**The task:**
Repeat each entry exactly and drop the pictures.

**Saved data entries:**
============

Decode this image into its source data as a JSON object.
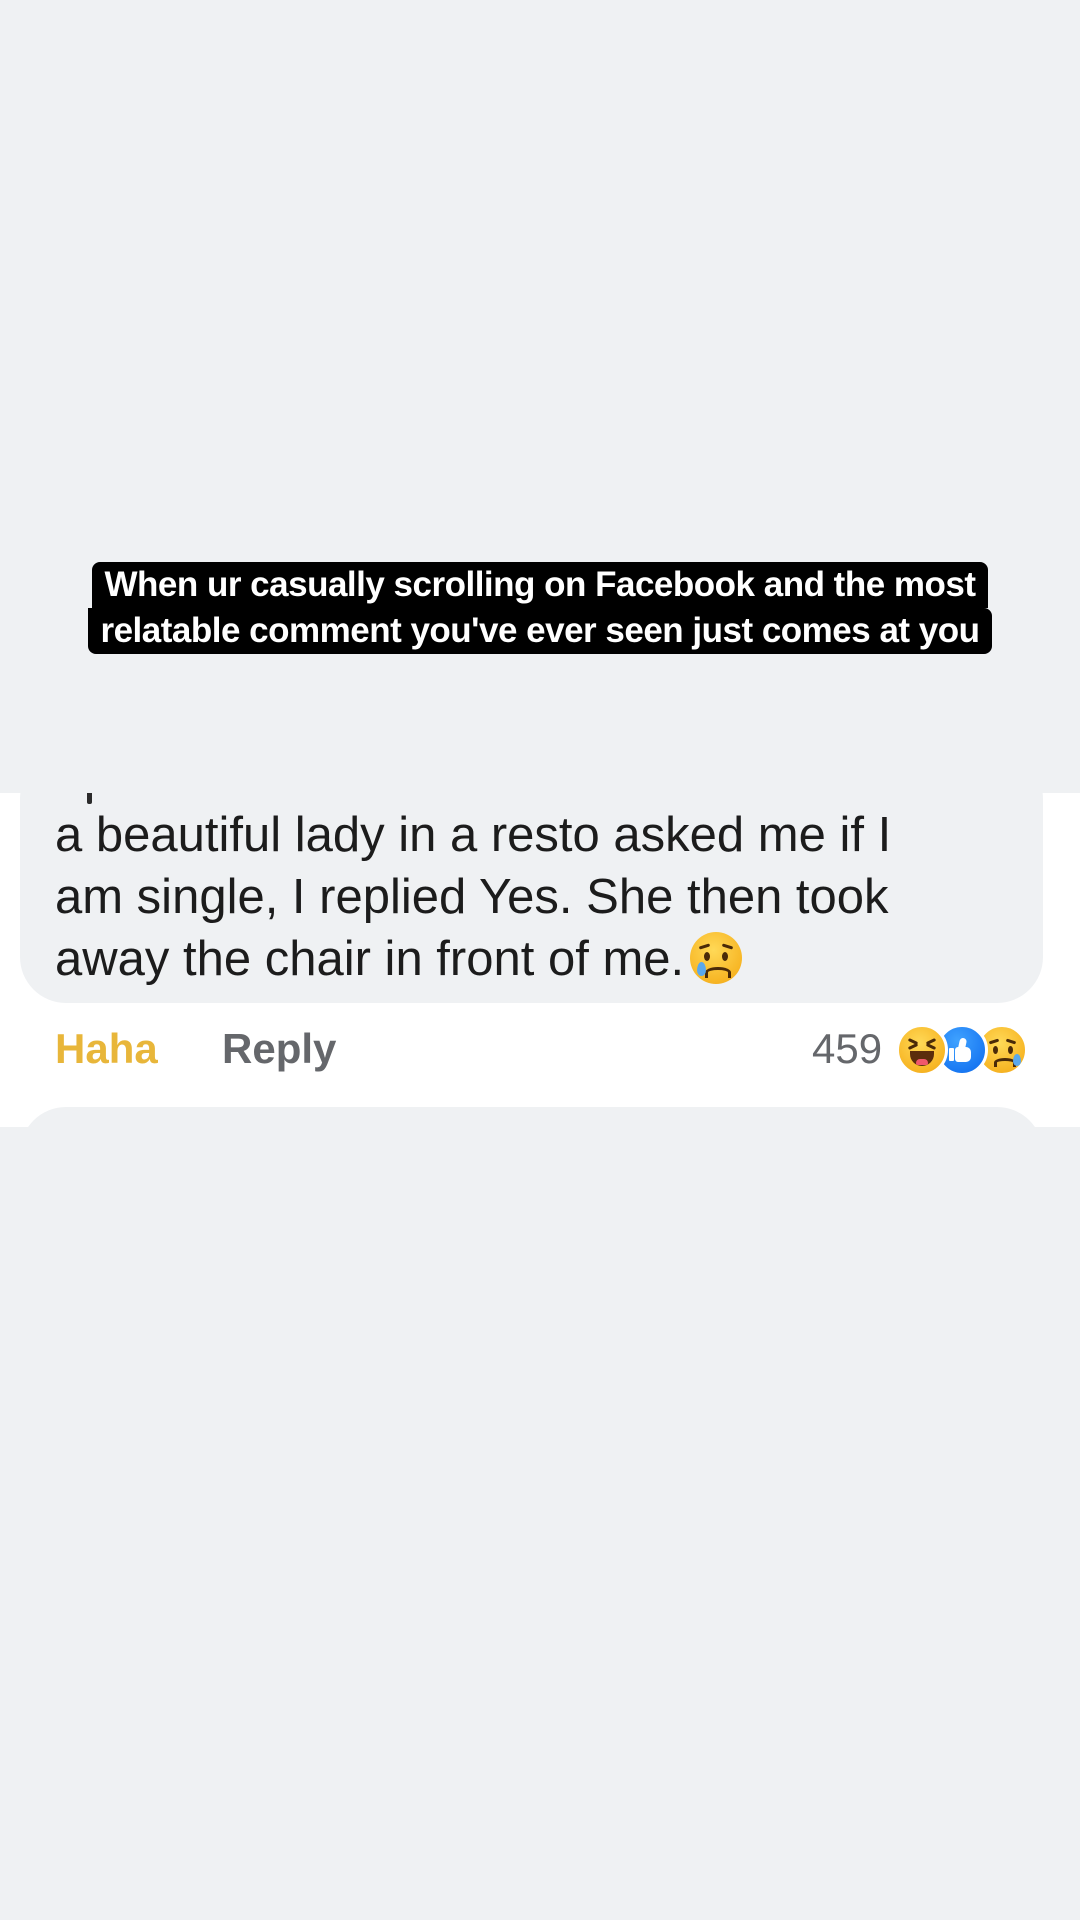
{
  "caption": {
    "line1": "When ur casually scrolling on Facebook and the most",
    "line2": "relatable comment you've ever seen just comes at you"
  },
  "comment": {
    "lines": [
      "a beautiful lady in a resto asked me if I",
      "am single, I replied Yes. She then took",
      "away the chair in front of me."
    ],
    "end_emoji": "sad-crying-emoji"
  },
  "actions": {
    "haha_label": "Haha",
    "reply_label": "Reply"
  },
  "reactions": {
    "count": "459",
    "icons": [
      "laughing-emoji",
      "like-thumb-icon",
      "sad-crying-emoji"
    ]
  },
  "colors": {
    "background": "#eff1f3",
    "bubble": "#eff1f3",
    "haha_active": "#e8b63a",
    "secondary_text": "#65676b",
    "like_blue": "#1877f2",
    "caption_bg": "#000000",
    "caption_text": "#ffffff"
  }
}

============

**Solution for this exercise:**
Decode this image into its source data as a JSON object.
{
  "caption": {
    "line1": "When ur casually scrolling on Facebook and the most",
    "line2": "relatable comment you've ever seen just comes at you"
  },
  "comment": {
    "lines": [
      "a beautiful lady in a resto asked me if I",
      "am single, I replied Yes. She then took",
      "away the chair in front of me."
    ],
    "end_emoji": "sad-crying-emoji"
  },
  "actions": {
    "haha_label": "Haha",
    "reply_label": "Reply"
  },
  "reactions": {
    "count": "459",
    "icons": [
      "laughing-emoji",
      "like-thumb-icon",
      "sad-crying-emoji"
    ]
  },
  "colors": {
    "background": "#eff1f3",
    "bubble": "#eff1f3",
    "haha_active": "#e8b63a",
    "secondary_text": "#65676b",
    "like_blue": "#1877f2",
    "caption_bg": "#000000",
    "caption_text": "#ffffff"
  }
}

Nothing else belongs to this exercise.